WHAT IS NEEDED - Return the records verbatim, from the first line down to and including the line that contains "- chart-b-series-label-5: 5: [362, 462, 368, 474]".
+++
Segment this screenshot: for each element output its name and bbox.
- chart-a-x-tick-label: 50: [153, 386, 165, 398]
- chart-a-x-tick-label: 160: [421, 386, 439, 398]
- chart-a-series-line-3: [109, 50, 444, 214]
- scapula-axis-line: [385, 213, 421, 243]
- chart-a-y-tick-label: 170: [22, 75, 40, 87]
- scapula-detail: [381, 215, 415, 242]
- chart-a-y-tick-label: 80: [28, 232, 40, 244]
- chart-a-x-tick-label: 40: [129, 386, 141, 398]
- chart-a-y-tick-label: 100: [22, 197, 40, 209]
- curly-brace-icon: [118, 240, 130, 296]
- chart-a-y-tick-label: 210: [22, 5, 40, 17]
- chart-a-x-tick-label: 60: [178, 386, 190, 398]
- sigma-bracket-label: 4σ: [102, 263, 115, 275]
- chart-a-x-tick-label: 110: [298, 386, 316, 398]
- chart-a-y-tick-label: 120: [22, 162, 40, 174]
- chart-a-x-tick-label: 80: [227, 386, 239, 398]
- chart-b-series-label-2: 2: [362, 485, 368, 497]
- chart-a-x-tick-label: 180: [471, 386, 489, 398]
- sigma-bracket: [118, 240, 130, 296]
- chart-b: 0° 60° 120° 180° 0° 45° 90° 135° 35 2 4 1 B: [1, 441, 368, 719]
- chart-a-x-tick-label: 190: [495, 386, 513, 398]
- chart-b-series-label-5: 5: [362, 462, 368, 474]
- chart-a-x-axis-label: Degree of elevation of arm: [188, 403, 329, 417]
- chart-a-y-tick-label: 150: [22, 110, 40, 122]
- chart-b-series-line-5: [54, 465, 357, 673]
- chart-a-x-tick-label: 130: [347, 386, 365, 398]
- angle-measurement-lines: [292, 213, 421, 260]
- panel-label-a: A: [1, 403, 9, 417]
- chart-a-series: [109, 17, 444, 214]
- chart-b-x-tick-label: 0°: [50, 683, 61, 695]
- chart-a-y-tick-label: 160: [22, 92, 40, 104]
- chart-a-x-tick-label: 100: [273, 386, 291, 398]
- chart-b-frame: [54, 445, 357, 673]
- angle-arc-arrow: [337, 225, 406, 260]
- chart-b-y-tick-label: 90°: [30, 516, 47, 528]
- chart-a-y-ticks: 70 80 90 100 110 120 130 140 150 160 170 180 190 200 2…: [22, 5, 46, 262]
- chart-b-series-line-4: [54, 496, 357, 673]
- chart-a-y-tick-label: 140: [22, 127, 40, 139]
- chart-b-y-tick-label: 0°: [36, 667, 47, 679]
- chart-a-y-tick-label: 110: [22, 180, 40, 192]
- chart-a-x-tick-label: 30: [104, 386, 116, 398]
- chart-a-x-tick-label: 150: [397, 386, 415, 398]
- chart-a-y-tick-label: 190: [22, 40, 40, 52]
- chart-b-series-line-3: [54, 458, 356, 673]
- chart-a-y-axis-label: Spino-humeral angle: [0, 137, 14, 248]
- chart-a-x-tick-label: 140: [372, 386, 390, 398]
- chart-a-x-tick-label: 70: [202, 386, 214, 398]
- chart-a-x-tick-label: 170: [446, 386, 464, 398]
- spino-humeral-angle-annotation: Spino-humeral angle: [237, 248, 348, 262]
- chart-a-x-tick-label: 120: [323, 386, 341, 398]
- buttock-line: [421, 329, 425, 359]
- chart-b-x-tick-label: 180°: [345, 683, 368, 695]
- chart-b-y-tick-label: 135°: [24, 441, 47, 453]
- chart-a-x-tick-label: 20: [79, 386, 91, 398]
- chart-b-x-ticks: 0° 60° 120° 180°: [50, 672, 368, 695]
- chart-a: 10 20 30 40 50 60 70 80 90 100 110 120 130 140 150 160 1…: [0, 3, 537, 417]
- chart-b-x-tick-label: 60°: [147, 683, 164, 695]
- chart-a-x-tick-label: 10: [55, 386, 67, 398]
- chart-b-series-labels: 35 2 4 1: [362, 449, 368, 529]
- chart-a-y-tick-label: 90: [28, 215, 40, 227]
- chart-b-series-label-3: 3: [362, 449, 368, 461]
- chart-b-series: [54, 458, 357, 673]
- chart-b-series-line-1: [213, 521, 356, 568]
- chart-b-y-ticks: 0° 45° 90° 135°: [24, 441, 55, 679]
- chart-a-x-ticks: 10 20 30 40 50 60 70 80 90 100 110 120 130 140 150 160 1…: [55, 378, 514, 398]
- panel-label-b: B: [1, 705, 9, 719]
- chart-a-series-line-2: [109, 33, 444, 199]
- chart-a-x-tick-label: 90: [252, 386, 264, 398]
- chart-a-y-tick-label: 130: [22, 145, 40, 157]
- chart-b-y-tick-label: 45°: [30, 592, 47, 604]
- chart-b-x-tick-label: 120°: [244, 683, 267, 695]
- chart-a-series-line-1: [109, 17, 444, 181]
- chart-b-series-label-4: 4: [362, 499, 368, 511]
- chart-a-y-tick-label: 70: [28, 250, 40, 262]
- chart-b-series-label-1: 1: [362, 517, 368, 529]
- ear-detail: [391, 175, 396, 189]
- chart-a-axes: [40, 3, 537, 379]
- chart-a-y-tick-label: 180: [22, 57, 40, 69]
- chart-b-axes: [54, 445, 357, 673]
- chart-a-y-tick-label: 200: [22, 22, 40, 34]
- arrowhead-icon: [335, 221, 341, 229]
+++
REPLY -
Segment this screenshot: for each element output its name and bbox.
- chart-a-x-tick-label: 50: [153, 386, 165, 398]
- chart-a-x-tick-label: 160: [421, 386, 439, 398]
- chart-a-series-line-3: [109, 50, 444, 214]
- scapula-axis-line: [385, 213, 421, 243]
- chart-a-y-tick-label: 170: [22, 75, 40, 87]
- scapula-detail: [381, 215, 415, 242]
- chart-a-y-tick-label: 80: [28, 232, 40, 244]
- chart-a-x-tick-label: 40: [129, 386, 141, 398]
- chart-a-y-tick-label: 100: [22, 197, 40, 209]
- curly-brace-icon: [118, 240, 130, 296]
- chart-a-y-tick-label: 210: [22, 5, 40, 17]
- chart-a-x-tick-label: 60: [178, 386, 190, 398]
- sigma-bracket-label: 4σ: [102, 263, 115, 275]
- chart-a-x-tick-label: 110: [298, 386, 316, 398]
- chart-a-y-tick-label: 120: [22, 162, 40, 174]
- chart-a-x-tick-label: 80: [227, 386, 239, 398]
- chart-b-series-label-2: 2: [362, 485, 368, 497]
- chart-a-x-tick-label: 180: [471, 386, 489, 398]
- sigma-bracket: [118, 240, 130, 296]
- chart-b: 0° 60° 120° 180° 0° 45° 90° 135° 35 2 4 1 B: [1, 441, 368, 719]
- chart-a-x-tick-label: 190: [495, 386, 513, 398]
- chart-b-series-label-5: 5: [362, 462, 368, 474]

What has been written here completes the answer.